Work to complete →
Using the material below, copy every line where "groups" appears.
** BEGIN Provided data **
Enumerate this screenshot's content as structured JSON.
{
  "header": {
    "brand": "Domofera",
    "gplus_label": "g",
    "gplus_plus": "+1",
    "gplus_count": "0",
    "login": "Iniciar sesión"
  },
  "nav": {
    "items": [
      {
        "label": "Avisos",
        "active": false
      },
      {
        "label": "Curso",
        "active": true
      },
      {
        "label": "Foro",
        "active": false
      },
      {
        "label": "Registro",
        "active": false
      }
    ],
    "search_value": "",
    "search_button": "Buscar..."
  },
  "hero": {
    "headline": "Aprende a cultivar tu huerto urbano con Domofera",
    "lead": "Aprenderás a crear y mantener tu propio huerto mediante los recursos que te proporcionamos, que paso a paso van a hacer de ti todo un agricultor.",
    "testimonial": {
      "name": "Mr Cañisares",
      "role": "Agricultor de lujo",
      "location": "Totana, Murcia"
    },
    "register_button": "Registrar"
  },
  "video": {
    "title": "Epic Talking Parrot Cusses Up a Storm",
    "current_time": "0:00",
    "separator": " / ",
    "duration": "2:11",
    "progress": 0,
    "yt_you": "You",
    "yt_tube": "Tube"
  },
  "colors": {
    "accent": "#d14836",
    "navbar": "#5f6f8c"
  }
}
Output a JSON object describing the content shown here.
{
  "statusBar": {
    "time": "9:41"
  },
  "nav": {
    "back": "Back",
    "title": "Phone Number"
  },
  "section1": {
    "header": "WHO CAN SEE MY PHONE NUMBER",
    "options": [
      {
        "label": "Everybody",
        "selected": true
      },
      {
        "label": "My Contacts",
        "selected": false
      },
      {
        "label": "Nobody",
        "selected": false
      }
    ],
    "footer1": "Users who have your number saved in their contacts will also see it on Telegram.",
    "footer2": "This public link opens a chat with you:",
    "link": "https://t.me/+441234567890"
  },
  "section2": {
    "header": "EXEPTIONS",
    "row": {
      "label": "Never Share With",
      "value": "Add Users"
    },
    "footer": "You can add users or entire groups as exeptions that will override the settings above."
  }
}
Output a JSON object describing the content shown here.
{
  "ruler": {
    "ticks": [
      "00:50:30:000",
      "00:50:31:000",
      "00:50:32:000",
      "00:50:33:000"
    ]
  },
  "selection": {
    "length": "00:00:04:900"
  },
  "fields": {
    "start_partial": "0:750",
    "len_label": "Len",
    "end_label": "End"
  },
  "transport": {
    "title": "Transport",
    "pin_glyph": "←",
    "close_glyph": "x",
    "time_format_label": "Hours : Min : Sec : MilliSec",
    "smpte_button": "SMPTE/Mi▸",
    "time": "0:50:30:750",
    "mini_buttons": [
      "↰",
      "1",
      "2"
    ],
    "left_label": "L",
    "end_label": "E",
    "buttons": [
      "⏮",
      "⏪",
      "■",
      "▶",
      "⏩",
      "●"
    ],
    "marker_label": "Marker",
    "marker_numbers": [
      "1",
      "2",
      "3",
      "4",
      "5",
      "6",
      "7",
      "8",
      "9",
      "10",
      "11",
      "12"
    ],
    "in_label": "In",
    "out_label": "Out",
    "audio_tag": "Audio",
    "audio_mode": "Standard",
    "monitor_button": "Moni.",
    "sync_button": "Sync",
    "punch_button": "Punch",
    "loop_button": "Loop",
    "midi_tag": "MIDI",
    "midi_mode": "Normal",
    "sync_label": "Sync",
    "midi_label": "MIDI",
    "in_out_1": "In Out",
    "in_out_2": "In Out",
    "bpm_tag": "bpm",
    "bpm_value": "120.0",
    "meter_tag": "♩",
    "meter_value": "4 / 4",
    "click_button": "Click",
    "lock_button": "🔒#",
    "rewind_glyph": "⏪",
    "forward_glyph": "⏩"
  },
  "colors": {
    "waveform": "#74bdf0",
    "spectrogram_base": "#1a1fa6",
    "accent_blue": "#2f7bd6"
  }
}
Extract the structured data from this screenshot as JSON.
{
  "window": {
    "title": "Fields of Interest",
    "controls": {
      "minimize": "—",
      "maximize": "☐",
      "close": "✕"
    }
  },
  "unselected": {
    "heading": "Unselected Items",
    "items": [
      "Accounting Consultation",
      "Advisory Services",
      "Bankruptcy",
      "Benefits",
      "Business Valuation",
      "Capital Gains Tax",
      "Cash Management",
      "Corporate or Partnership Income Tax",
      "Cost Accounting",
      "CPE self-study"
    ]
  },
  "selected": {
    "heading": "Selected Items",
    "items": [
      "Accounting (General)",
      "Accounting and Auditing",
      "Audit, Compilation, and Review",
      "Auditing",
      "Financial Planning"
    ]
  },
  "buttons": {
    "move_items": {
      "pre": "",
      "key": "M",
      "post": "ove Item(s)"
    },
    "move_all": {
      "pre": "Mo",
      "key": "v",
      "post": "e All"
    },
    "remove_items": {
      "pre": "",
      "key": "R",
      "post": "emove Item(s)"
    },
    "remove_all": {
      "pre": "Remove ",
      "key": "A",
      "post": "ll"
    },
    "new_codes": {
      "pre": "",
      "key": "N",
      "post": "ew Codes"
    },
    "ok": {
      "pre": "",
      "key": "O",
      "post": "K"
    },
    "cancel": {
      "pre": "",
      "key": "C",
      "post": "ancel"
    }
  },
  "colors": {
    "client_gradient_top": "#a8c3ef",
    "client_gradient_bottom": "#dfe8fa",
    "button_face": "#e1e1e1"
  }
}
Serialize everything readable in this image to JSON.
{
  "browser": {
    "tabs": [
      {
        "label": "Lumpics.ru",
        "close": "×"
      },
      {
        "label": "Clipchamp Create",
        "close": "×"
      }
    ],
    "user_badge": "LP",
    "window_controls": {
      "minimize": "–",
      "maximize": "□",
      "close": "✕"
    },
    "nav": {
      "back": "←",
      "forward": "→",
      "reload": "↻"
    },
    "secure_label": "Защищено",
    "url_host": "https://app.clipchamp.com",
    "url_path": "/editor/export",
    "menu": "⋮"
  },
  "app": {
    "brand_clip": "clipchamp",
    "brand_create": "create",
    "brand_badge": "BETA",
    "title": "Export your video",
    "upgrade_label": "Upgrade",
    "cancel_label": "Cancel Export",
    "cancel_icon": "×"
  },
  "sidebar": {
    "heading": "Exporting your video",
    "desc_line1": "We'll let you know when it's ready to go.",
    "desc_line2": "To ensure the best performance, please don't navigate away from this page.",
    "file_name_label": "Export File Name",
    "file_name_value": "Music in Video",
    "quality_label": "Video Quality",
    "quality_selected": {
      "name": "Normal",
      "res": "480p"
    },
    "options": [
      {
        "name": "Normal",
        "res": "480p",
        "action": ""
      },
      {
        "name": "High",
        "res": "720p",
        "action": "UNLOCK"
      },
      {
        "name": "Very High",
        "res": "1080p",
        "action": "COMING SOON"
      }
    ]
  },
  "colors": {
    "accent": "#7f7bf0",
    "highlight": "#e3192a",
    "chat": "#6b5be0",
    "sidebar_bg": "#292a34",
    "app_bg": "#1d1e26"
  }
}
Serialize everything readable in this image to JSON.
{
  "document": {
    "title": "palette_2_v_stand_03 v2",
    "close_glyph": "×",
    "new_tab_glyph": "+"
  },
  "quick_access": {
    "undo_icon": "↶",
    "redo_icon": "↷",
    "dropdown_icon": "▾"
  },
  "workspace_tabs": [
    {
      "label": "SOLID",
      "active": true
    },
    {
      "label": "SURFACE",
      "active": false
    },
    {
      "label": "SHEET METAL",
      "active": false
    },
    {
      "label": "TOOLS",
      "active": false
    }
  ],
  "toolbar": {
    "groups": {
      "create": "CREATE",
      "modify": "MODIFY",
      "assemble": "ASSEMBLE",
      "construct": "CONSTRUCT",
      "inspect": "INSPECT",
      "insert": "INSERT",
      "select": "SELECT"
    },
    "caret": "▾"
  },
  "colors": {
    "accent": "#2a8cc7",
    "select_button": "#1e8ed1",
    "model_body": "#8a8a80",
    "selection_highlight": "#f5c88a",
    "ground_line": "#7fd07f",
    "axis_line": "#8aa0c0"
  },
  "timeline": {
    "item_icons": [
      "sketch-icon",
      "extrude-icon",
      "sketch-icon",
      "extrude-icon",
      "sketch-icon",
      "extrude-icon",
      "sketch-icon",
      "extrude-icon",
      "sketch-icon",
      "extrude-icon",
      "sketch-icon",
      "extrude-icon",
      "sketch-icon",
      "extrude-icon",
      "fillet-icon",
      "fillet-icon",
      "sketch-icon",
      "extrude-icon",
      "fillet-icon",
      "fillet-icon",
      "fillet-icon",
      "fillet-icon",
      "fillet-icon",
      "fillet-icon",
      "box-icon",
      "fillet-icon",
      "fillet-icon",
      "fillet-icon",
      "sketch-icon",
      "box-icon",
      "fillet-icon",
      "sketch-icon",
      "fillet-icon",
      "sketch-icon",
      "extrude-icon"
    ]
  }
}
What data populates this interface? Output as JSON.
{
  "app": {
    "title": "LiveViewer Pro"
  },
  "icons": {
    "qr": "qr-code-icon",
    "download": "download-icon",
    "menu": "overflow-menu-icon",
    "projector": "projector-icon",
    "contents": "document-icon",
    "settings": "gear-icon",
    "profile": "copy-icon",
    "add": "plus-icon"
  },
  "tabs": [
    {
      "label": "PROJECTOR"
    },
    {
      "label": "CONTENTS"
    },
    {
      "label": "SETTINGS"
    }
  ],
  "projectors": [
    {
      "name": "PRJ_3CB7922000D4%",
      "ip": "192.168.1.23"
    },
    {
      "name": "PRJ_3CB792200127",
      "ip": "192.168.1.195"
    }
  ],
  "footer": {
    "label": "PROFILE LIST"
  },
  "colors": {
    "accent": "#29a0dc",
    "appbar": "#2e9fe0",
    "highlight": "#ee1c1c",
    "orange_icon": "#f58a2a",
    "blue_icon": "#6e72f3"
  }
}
** END Provided data **
Expected output →
    "footer": "You can add users or entire groups as exeptions that will override the settings above."
    "groups": {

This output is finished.